(Recorded data)
☆ ☆ ☆
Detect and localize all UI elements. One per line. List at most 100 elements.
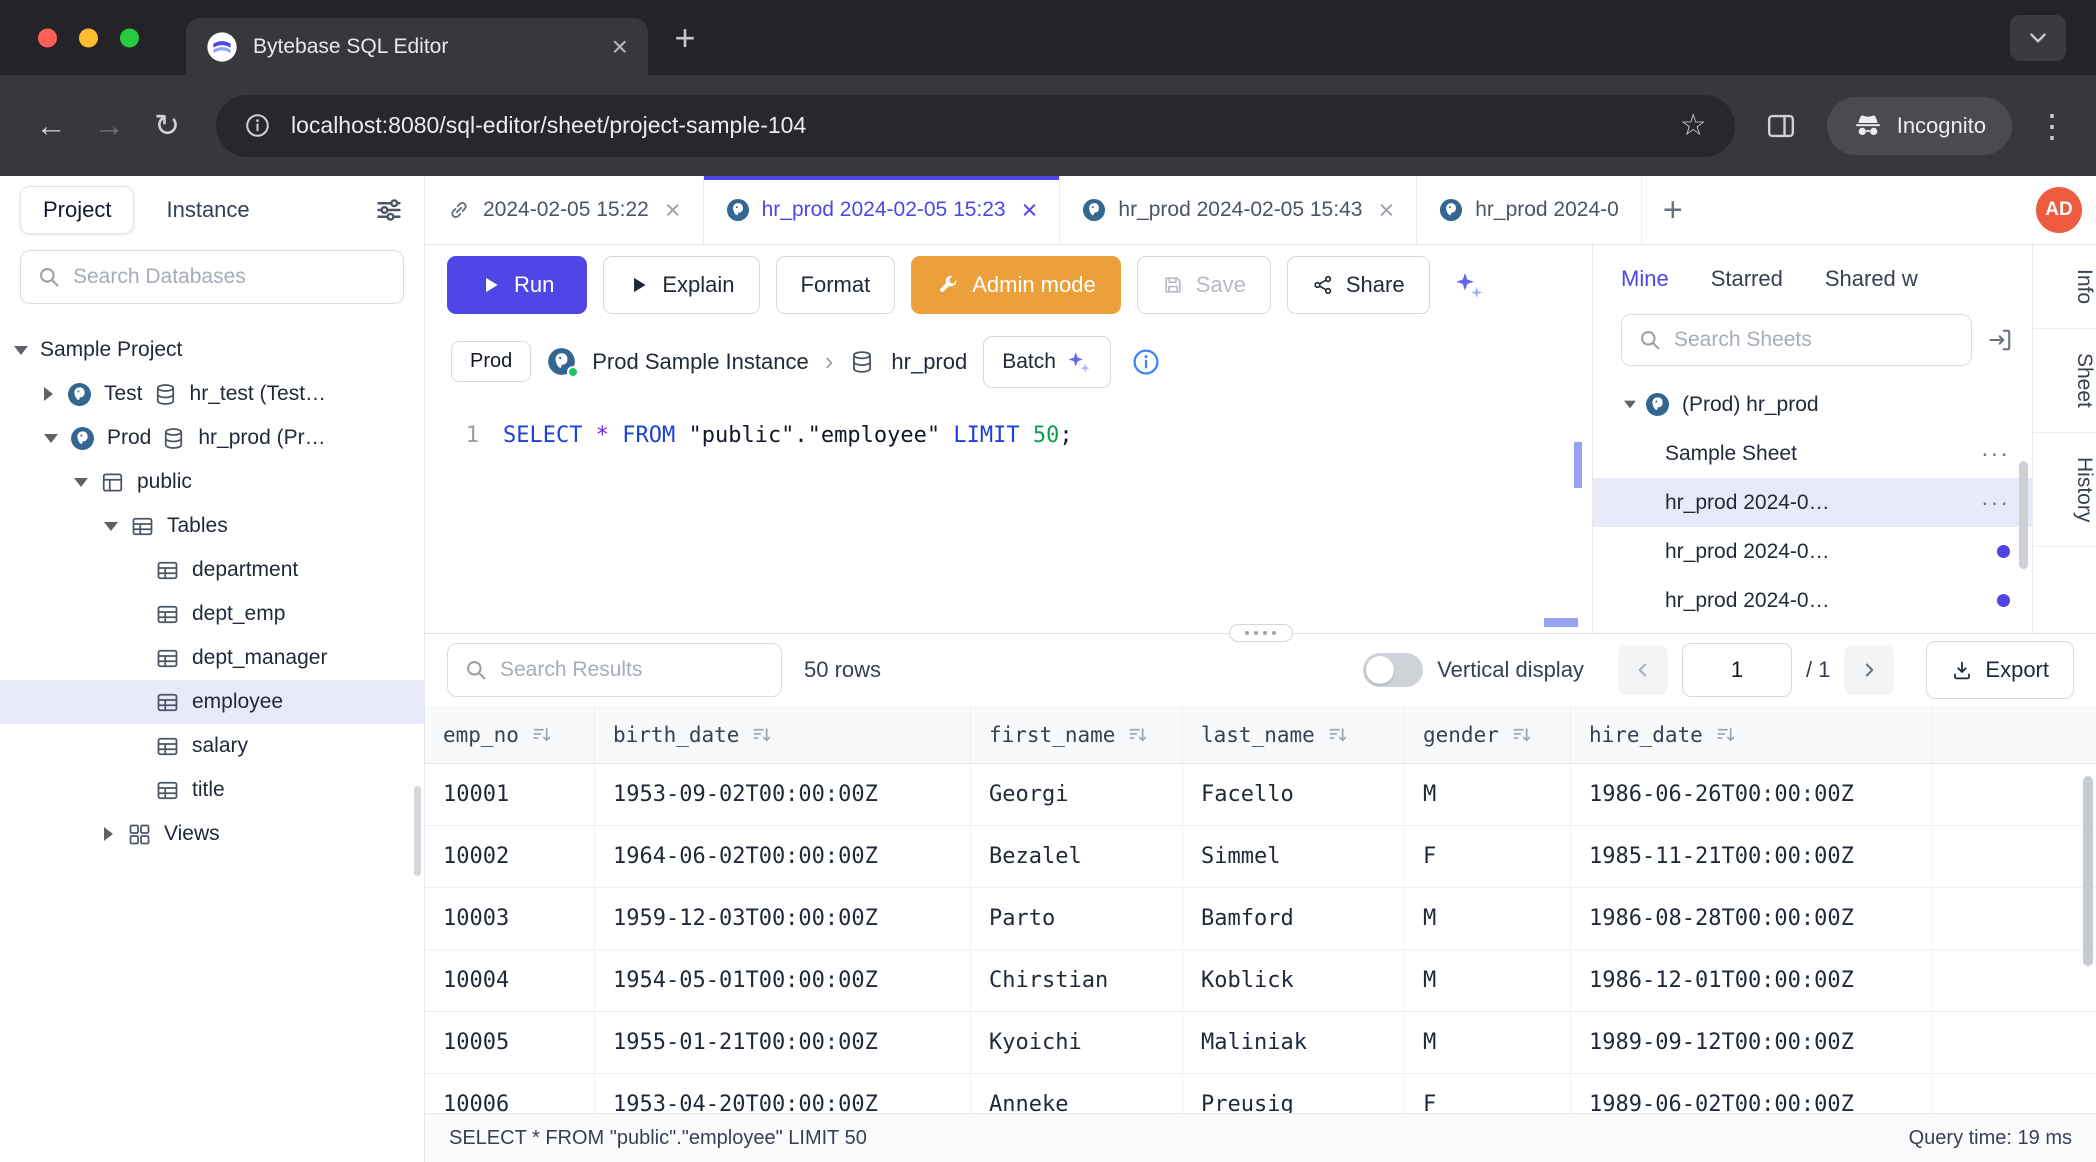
- forward-button[interactable]: →: [86, 103, 132, 149]
- side-panel-icon[interactable]: [1765, 110, 1797, 142]
- admin-mode-button[interactable]: Admin mode: [911, 256, 1121, 314]
- vertical-display-toggle[interactable]: [1363, 653, 1423, 687]
- site-info-icon[interactable]: [244, 112, 271, 139]
- column-header-first_name[interactable]: first_name: [971, 706, 1183, 763]
- sheet-item-2[interactable]: hr_prod 2024-0…···: [1593, 478, 2032, 527]
- chevron-down-icon[interactable]: [1624, 401, 1636, 409]
- sql-editor[interactable]: 1 SELECT * FROM "public"."employee" LIMI…: [425, 398, 1592, 633]
- result-row-1[interactable]: 100011953-09-02T00:00:00ZGeorgiFacelloM1…: [425, 764, 2096, 826]
- sheet-item-3[interactable]: hr_prod 2024-0…: [1593, 527, 2032, 576]
- sidebar-scrollbar-thumb[interactable]: [414, 786, 421, 876]
- info-icon[interactable]: [1131, 347, 1161, 377]
- tab-mine[interactable]: Mine: [1621, 266, 1669, 292]
- new-query-button[interactable]: +: [1642, 176, 1704, 244]
- result-row-3[interactable]: 100031959-12-03T00:00:00ZPartoBamfordM19…: [425, 888, 2096, 950]
- next-page-button[interactable]: [1844, 645, 1894, 695]
- tree-item-public[interactable]: public: [0, 460, 424, 504]
- editor-tab-3[interactable]: hr_prod 2024-02-05 15:43×: [1060, 176, 1417, 244]
- zoom-window-button[interactable]: [120, 28, 139, 47]
- results-search-box[interactable]: [447, 643, 782, 697]
- tree-item-dept-emp[interactable]: dept_emp: [0, 592, 424, 636]
- column-header-emp_no[interactable]: emp_no: [425, 706, 595, 763]
- database-name[interactable]: hr_prod: [891, 349, 967, 375]
- close-window-button[interactable]: [38, 28, 57, 47]
- tree-item-salary[interactable]: salary: [0, 724, 424, 768]
- run-button[interactable]: Run: [447, 256, 587, 314]
- sheet-group[interactable]: (Prod) hr_prod: [1593, 380, 2032, 429]
- tab-starred[interactable]: Starred: [1711, 266, 1783, 292]
- save-button[interactable]: Save: [1137, 256, 1271, 314]
- ai-assistant-button[interactable]: [1446, 263, 1492, 307]
- browser-tab[interactable]: Bytebase SQL Editor ×: [186, 18, 648, 75]
- table-scrollbar-thumb[interactable]: [2083, 776, 2093, 966]
- tree-item-employee[interactable]: employee: [0, 680, 424, 724]
- chevron-right-icon[interactable]: [104, 827, 113, 841]
- result-row-4[interactable]: 100041954-05-01T00:00:00ZChirstianKoblic…: [425, 950, 2096, 1012]
- database-search-box[interactable]: [20, 250, 404, 304]
- chevron-down-icon[interactable]: [44, 434, 58, 443]
- sheet-item-4[interactable]: hr_prod 2024-0…: [1593, 576, 2032, 625]
- sheets-scrollbar-thumb[interactable]: [2019, 461, 2028, 569]
- address-bar[interactable]: localhost:8080/sql-editor/sheet/project-…: [216, 95, 1735, 157]
- share-button[interactable]: Share: [1287, 256, 1430, 314]
- tree-item-sample-project[interactable]: Sample Project: [0, 328, 424, 372]
- editor-tab-1[interactable]: 2024-02-05 15:22×: [425, 176, 704, 244]
- new-browser-tab-button[interactable]: +: [658, 11, 712, 65]
- bookmark-star-icon[interactable]: ☆: [1680, 108, 1707, 143]
- tree-item-tables[interactable]: Tables: [0, 504, 424, 548]
- instance-name[interactable]: Prod Sample Instance: [592, 349, 808, 375]
- chevron-down-icon[interactable]: [74, 478, 88, 487]
- user-avatar[interactable]: AD: [2036, 187, 2082, 233]
- rail-tab-info[interactable]: Info: [2033, 245, 2096, 329]
- more-actions-icon[interactable]: ···: [1981, 440, 2010, 467]
- tab-search-button[interactable]: [2010, 15, 2066, 61]
- close-tab-icon[interactable]: ×: [1022, 197, 1038, 224]
- tree-item-title[interactable]: title: [0, 768, 424, 812]
- close-browser-tab-icon[interactable]: ×: [612, 33, 628, 61]
- minimize-window-button[interactable]: [79, 28, 98, 47]
- format-button[interactable]: Format: [776, 256, 896, 314]
- result-row-6[interactable]: 100061953-04-20T00:00:00ZAnnekePreusigF1…: [425, 1074, 2096, 1113]
- editor-horizontal-scrollbar[interactable]: [1544, 618, 1578, 627]
- tab-instance[interactable]: Instance: [144, 187, 271, 233]
- rail-tab-history[interactable]: History: [2033, 433, 2096, 547]
- more-actions-icon[interactable]: ···: [1981, 489, 2010, 516]
- chevron-right-icon[interactable]: [44, 387, 53, 401]
- prev-page-button[interactable]: [1618, 645, 1668, 695]
- column-header-gender[interactable]: gender: [1405, 706, 1571, 763]
- chevron-down-icon[interactable]: [14, 346, 28, 355]
- explain-button[interactable]: Explain: [603, 256, 759, 314]
- column-header-birth_date[interactable]: birth_date: [595, 706, 971, 763]
- editor-tab-2[interactable]: hr_prod 2024-02-05 15:23×: [704, 176, 1061, 244]
- column-header-hire_date[interactable]: hire_date: [1571, 706, 1933, 763]
- tree-item-hr-test[interactable]: Testhr_test (Test…: [0, 372, 424, 416]
- tab-shared[interactable]: Shared w: [1825, 266, 1918, 292]
- result-row-2[interactable]: 100021964-06-02T00:00:00ZBezalelSimmelF1…: [425, 826, 2096, 888]
- tree-item-department[interactable]: department: [0, 548, 424, 592]
- results-search-input[interactable]: [500, 658, 765, 682]
- editor-vertical-scrollbar[interactable]: [1574, 442, 1582, 488]
- back-button[interactable]: ←: [28, 103, 74, 149]
- chevron-down-icon[interactable]: [104, 522, 118, 531]
- sheet-item-1[interactable]: Sample Sheet···: [1593, 429, 2032, 478]
- tree-item-hr-prod[interactable]: Prodhr_prod (Pr…: [0, 416, 424, 460]
- batch-button[interactable]: Batch: [983, 336, 1111, 388]
- tree-item-dept-manager[interactable]: dept_manager: [0, 636, 424, 680]
- tab-project[interactable]: Project: [20, 186, 134, 234]
- close-tab-icon[interactable]: ×: [1378, 197, 1394, 224]
- editor-tab-4[interactable]: hr_prod 2024-0: [1417, 176, 1642, 244]
- reload-button[interactable]: ↻: [144, 103, 190, 149]
- filter-settings-icon[interactable]: [374, 195, 404, 225]
- tree-item-views[interactable]: Views: [0, 812, 424, 856]
- page-input[interactable]: [1682, 643, 1792, 697]
- result-row-5[interactable]: 100051955-01-21T00:00:00ZKyoichiMaliniak…: [425, 1012, 2096, 1074]
- export-button[interactable]: Export: [1926, 641, 2074, 699]
- browser-menu-button[interactable]: ⋮: [2036, 107, 2068, 145]
- sheet-search-box[interactable]: [1621, 314, 1972, 366]
- database-search-input[interactable]: [73, 265, 387, 289]
- collapse-panel-icon[interactable]: [1986, 326, 2014, 354]
- sheet-search-input[interactable]: [1674, 328, 1955, 352]
- close-tab-icon[interactable]: ×: [665, 197, 681, 224]
- rail-tab-sheet[interactable]: Sheet: [2033, 329, 2096, 433]
- splitter-handle[interactable]: [1229, 624, 1293, 642]
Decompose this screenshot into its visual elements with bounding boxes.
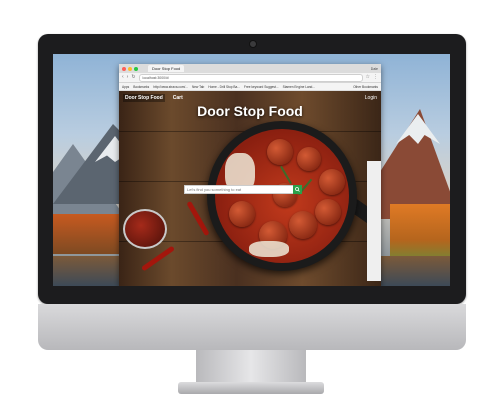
other-bookmarks[interactable]: Other Bookmarks	[353, 85, 378, 89]
food-search-bar	[184, 185, 302, 194]
minimize-window-icon[interactable]	[128, 66, 132, 71]
imac-stand-base	[178, 382, 324, 394]
bookmark-item[interactable]: Home - Drill Stop Ba...	[208, 85, 240, 89]
food-search-input[interactable]	[185, 186, 293, 193]
menu-icon[interactable]: ⋮	[373, 73, 378, 82]
close-window-icon[interactable]	[122, 66, 126, 71]
hero-title: Door Stop Food	[197, 103, 303, 119]
wallpaper-forest	[53, 214, 123, 254]
brand-link[interactable]: Door Stop Food	[123, 93, 165, 102]
browser-toolbar: ‹ › ↻ localhost:3000/#/ ☆ ⋮	[119, 73, 381, 83]
side-panel	[367, 161, 381, 281]
chili-image	[141, 245, 175, 272]
meatball-image	[319, 169, 345, 195]
bookmarks-bar: Apps Bookmarks http://www.strava.com/...…	[119, 83, 381, 91]
login-link[interactable]: Login	[365, 95, 377, 101]
bookmark-item[interactable]: Apps	[122, 85, 129, 89]
cheese-image	[249, 241, 289, 257]
browser-titlebar: Door Stop Food Dale	[119, 64, 381, 73]
meatball-image	[267, 139, 293, 165]
search-button[interactable]	[293, 185, 302, 194]
browser-user[interactable]: Dale	[371, 67, 378, 71]
sauce-jar-image	[123, 209, 167, 249]
search-icon	[295, 187, 300, 192]
meatball-image	[229, 201, 255, 227]
meatball-image	[297, 147, 321, 171]
back-icon[interactable]: ‹	[122, 73, 124, 82]
cart-link[interactable]: Cart	[173, 95, 183, 101]
browser-window: Door Stop Food Dale ‹ › ↻ localhost:3000…	[119, 64, 381, 286]
wallpaper-forest	[390, 204, 450, 264]
bookmark-item[interactable]: New Tab	[192, 85, 204, 89]
imac-stand	[196, 350, 306, 384]
imac-screen: Door Stop Food Dale ‹ › ↻ localhost:3000…	[53, 54, 450, 286]
meatball-image	[315, 199, 341, 225]
bookmark-item[interactable]: Stamen Engine Land...	[283, 85, 315, 89]
web-page: Door Stop Food Cart Login Door Stop Food	[119, 91, 381, 286]
meatball-image	[289, 211, 317, 239]
address-bar[interactable]: localhost:3000/#/	[138, 73, 363, 82]
chili-image	[186, 200, 210, 237]
forward-icon[interactable]: ›	[127, 73, 129, 82]
bookmark-item[interactable]: Bookmarks	[133, 85, 149, 89]
star-icon[interactable]: ☆	[366, 73, 370, 82]
camera-icon	[249, 40, 257, 48]
maximize-window-icon[interactable]	[134, 66, 138, 71]
bookmark-item[interactable]: http://www.strava.com/...	[153, 85, 188, 89]
browser-tab[interactable]: Door Stop Food	[148, 65, 185, 72]
reload-icon[interactable]: ↻	[131, 73, 135, 82]
imac-chin	[38, 304, 466, 350]
bookmark-item[interactable]: Free keyword Suggest...	[244, 85, 279, 89]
☆ ☆ ☆
▶ Exercise objective
Reproduce, character for character, the lines in the records from the one containing "85, 378, 89]" through the one containing "browser-titlebar: Door Stop", including both of those lines.

▶ Output for this task
other-bookmarks[interactable]: Other Bookmarks	[353, 85, 378, 89]
food-search-bar	[184, 185, 302, 194]
minimize-window-icon[interactable]	[128, 66, 132, 71]
imac-stand-base	[178, 382, 324, 394]
bookmark-item[interactable]: Home - Drill Stop Ba...	[208, 85, 240, 89]
food-search-input[interactable]	[185, 186, 293, 193]
menu-icon[interactable]: ⋮	[373, 73, 378, 82]
close-window-icon[interactable]	[122, 66, 126, 71]
hero-title: Door Stop Food	[197, 103, 303, 119]
wallpaper-forest	[53, 214, 123, 254]
brand-link[interactable]: Door Stop Food	[123, 93, 165, 102]
browser-toolbar: ‹ › ↻ localhost:3000/#/ ☆ ⋮	[119, 73, 381, 83]
side-panel	[367, 161, 381, 281]
chili-image	[141, 245, 175, 272]
meatball-image	[319, 169, 345, 195]
bookmarks-bar: Apps Bookmarks http://www.strava.com/...…	[119, 83, 381, 91]
login-link[interactable]: Login	[365, 95, 377, 101]
bookmark-item[interactable]: Apps	[122, 85, 129, 89]
cheese-image	[249, 241, 289, 257]
browser-titlebar: Door Stop Food Dale	[119, 64, 381, 73]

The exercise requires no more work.